_TO BE DONE_.
Exactly as written, retype the listing below, omitting the pictures.

_RECORDS TO USE_.
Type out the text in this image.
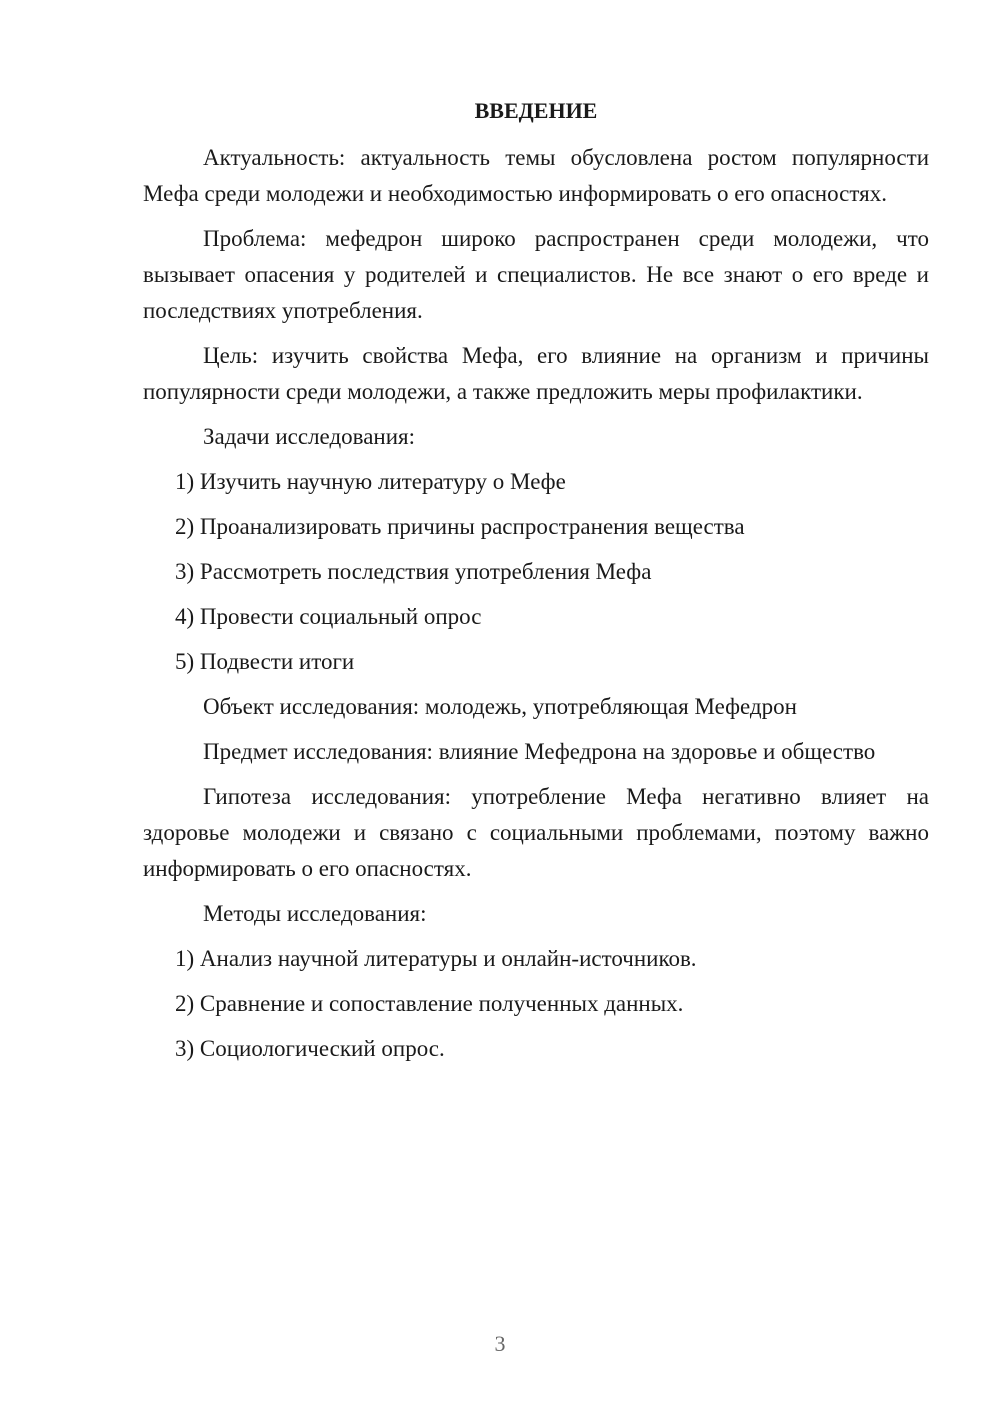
ВВЕДЕНИЕ

Актуальность: актуальность темы обусловлена ростом популярности Мефа среди молодежи и необходимостью информировать о его опасностях.

Проблема: мефедрон широко распространен среди молодежи, что вызывает опасения у родителей и специалистов. Не все знают о его вреде и последствиях употребления.

Цель: изучить свойства Мефа, его влияние на организм и причины популярности среди молодежи, а также предложить меры профилактики.

Задачи исследования:

1) Изучить научную литературу о Мефе
2) Проанализировать причины распространения вещества
3) Рассмотреть последствия употребления Мефа
4) Провести социальный опрос
5) Подвести итоги

Объект исследования: молодежь, употребляющая Мефедрон

Предмет исследования: влияние Мефедрона на здоровье и общество

Гипотеза исследования: употребление Мефа негативно влияет на здоровье молодежи и связано с социальными проблемами, поэтому важно информировать о его опасностях.

Методы исследования:

1) Анализ научной литературы и онлайн-источников.
2) Сравнение и сопоставление полученных данных.
3) Социологический опрос.
3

_RESPONSE TO THE TASK_.
Type out the text in this image.
ВВЕДЕНИЕ

Актуальность: актуальность темы обусловлена ростом популярности Мефа среди молодежи и необходимостью информировать о его опасностях.

Проблема: мефедрон широко распространен среди молодежи, что вызывает опасения у родителей и специалистов. Не все знают о его вреде и последствиях употребления.

Цель: изучить свойства Мефа, его влияние на организм и причины популярности среди молодежи, а также предложить меры профилактики.

Задачи исследования:

1) Изучить научную литературу о Мефе
2) Проанализировать причины распространения вещества
3) Рассмотреть последствия употребления Мефа
4) Провести социальный опрос
5) Подвести итоги

Объект исследования: молодежь, употребляющая Мефедрон

Предмет исследования: влияние Мефедрона на здоровье и общество

Гипотеза исследования: употребление Мефа негативно влияет на здоровье молодежи и связано с социальными проблемами, поэтому важно информировать о его опасностях.

Методы исследования:

1) Анализ научной литературы и онлайн-источников.
2) Сравнение и сопоставление полученных данных.
3) Социологический опрос.
3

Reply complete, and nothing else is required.